__EXERCISE PROMPT__:
Set down the material below in full, matching it exactly.

__DATASET ENTRIES__:

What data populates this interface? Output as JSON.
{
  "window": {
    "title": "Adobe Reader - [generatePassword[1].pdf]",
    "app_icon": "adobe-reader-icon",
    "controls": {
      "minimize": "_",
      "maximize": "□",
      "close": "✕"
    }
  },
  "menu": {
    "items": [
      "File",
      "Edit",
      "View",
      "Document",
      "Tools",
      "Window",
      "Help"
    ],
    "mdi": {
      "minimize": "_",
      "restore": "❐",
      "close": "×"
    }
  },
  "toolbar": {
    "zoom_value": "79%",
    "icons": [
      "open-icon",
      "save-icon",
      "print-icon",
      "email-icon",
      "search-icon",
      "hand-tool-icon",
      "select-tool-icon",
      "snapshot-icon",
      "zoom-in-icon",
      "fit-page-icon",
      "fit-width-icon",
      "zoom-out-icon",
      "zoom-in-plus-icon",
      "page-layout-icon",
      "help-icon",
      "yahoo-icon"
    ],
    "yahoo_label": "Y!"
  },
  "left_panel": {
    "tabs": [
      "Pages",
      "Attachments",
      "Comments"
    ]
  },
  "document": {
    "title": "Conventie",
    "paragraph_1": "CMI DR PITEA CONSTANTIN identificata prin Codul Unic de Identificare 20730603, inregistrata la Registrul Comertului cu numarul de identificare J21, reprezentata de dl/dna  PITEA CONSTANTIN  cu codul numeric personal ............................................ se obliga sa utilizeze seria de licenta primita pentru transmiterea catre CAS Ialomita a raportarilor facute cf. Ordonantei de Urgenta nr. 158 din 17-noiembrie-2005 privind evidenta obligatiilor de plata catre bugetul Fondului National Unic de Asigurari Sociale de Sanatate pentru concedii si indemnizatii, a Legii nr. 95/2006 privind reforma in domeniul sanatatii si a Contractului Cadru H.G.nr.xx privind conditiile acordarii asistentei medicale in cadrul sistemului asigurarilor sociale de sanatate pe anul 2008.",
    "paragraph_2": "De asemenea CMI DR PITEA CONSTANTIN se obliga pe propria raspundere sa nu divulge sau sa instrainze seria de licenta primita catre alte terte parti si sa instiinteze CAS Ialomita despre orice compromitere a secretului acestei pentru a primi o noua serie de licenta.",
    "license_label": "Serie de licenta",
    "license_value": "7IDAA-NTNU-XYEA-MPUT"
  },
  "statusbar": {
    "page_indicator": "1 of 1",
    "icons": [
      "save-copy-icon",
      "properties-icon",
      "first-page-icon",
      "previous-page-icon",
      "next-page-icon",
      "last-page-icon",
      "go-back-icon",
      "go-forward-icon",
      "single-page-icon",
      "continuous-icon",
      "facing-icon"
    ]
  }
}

__SOLVED PROBLEM__:
What data populates this interface? Output as JSON.
{
  "window": {
    "title": "Adobe Reader - [generatePassword[1].pdf]",
    "app_icon": "adobe-reader-icon",
    "controls": {
      "minimize": "_",
      "maximize": "□",
      "close": "✕"
    }
  },
  "menu": {
    "items": [
      "File",
      "Edit",
      "View",
      "Document",
      "Tools",
      "Window",
      "Help"
    ],
    "mdi": {
      "minimize": "_",
      "restore": "❐",
      "close": "×"
    }
  },
  "toolbar": {
    "zoom_value": "79%",
    "icons": [
      "open-icon",
      "save-icon",
      "print-icon",
      "email-icon",
      "search-icon",
      "hand-tool-icon",
      "select-tool-icon",
      "snapshot-icon",
      "zoom-in-icon",
      "fit-page-icon",
      "fit-width-icon",
      "zoom-out-icon",
      "zoom-in-plus-icon",
      "page-layout-icon",
      "help-icon",
      "yahoo-icon"
    ],
    "yahoo_label": "Y!"
  },
  "left_panel": {
    "tabs": [
      "Pages",
      "Attachments",
      "Comments"
    ]
  },
  "document": {
    "title": "Conventie",
    "paragraph_1": "CMI DR PITEA CONSTANTIN identificata prin Codul Unic de Identificare 20730603, inregistrata la Registrul Comertului cu numarul de identificare J21, reprezentata de dl/dna  PITEA CONSTANTIN  cu codul numeric personal ............................................ se obliga sa utilizeze seria de licenta primita pentru transmiterea catre CAS Ialomita a raportarilor facute cf. Ordonantei de Urgenta nr. 158 din 17-noiembrie-2005 privind evidenta obligatiilor de plata catre bugetul Fondului National Unic de Asigurari Sociale de Sanatate pentru concedii si indemnizatii, a Legii nr. 95/2006 privind reforma in domeniul sanatatii si a Contractului Cadru H.G.nr.xx privind conditiile acordarii asistentei medicale in cadrul sistemului asigurarilor sociale de sanatate pe anul 2008.",
    "paragraph_2": "De asemenea CMI DR PITEA CONSTANTIN se obliga pe propria raspundere sa nu divulge sau sa instrainze seria de licenta primita catre alte terte parti si sa instiinteze CAS Ialomita despre orice compromitere a secretului acestei pentru a primi o noua serie de licenta.",
    "license_label": "Serie de licenta",
    "license_value": "7IDAA-NTNU-XYEA-MPUT"
  },
  "statusbar": {
    "page_indicator": "1 of 1",
    "icons": [
      "save-copy-icon",
      "properties-icon",
      "first-page-icon",
      "previous-page-icon",
      "next-page-icon",
      "last-page-icon",
      "go-back-icon",
      "go-forward-icon",
      "single-page-icon",
      "continuous-icon",
      "facing-icon"
    ]
  }
}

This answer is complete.